For the records below, give the count of lines holding the word "band" and nothing more.

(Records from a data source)
•••

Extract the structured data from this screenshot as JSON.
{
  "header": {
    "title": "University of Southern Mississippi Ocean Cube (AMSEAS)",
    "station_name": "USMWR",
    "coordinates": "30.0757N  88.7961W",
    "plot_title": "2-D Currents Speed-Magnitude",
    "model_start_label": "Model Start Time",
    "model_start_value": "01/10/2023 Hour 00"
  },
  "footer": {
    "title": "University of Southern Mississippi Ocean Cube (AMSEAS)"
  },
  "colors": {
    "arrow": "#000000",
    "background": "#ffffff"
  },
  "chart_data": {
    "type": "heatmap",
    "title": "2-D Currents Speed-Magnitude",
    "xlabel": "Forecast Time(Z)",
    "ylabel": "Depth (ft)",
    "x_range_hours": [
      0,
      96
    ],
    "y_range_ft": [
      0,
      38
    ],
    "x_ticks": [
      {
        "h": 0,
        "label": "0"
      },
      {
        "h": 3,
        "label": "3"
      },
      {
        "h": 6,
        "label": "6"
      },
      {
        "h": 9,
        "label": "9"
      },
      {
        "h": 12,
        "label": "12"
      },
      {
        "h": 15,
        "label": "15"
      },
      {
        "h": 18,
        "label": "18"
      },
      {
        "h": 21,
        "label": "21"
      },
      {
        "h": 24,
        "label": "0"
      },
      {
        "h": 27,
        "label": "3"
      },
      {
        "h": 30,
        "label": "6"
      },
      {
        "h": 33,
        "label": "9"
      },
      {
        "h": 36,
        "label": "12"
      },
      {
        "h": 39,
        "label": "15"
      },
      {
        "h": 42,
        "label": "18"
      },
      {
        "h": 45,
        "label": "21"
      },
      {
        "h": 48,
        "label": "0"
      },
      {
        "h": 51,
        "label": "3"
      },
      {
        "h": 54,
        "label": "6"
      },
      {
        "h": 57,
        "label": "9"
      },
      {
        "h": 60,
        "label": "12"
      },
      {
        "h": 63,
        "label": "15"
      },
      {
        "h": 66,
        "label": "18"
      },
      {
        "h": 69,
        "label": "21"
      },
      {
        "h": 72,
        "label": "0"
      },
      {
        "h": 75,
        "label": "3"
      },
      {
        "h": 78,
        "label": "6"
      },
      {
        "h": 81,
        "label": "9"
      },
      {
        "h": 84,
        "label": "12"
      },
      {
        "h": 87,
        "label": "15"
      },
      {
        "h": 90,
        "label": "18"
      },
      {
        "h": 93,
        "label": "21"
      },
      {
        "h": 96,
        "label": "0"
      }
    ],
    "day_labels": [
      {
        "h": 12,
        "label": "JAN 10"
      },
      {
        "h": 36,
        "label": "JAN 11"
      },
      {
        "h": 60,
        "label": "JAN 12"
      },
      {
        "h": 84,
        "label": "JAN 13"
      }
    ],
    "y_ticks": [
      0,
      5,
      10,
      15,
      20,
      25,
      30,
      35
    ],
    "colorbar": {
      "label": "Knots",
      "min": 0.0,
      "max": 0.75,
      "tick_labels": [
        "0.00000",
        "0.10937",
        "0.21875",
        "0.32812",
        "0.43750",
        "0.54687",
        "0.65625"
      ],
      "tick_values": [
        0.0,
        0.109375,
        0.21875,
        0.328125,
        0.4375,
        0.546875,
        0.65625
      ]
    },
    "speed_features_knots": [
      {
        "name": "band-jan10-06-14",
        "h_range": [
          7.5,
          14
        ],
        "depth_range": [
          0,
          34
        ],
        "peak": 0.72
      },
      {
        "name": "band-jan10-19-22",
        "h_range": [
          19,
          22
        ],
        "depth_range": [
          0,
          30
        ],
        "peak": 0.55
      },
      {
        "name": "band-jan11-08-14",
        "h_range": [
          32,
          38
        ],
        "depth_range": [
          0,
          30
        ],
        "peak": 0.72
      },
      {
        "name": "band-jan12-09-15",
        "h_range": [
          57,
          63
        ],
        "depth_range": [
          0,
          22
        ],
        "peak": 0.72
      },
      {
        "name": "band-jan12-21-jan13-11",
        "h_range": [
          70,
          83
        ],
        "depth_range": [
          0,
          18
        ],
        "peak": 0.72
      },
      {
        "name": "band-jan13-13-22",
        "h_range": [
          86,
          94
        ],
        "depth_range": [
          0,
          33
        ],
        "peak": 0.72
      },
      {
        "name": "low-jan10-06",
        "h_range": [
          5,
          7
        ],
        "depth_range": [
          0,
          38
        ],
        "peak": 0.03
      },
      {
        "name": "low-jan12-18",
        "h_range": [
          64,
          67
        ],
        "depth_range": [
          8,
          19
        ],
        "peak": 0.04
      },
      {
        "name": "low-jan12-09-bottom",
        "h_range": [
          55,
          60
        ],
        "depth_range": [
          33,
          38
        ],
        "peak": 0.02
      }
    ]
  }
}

•••

:: EXERCISE RESULT ::
6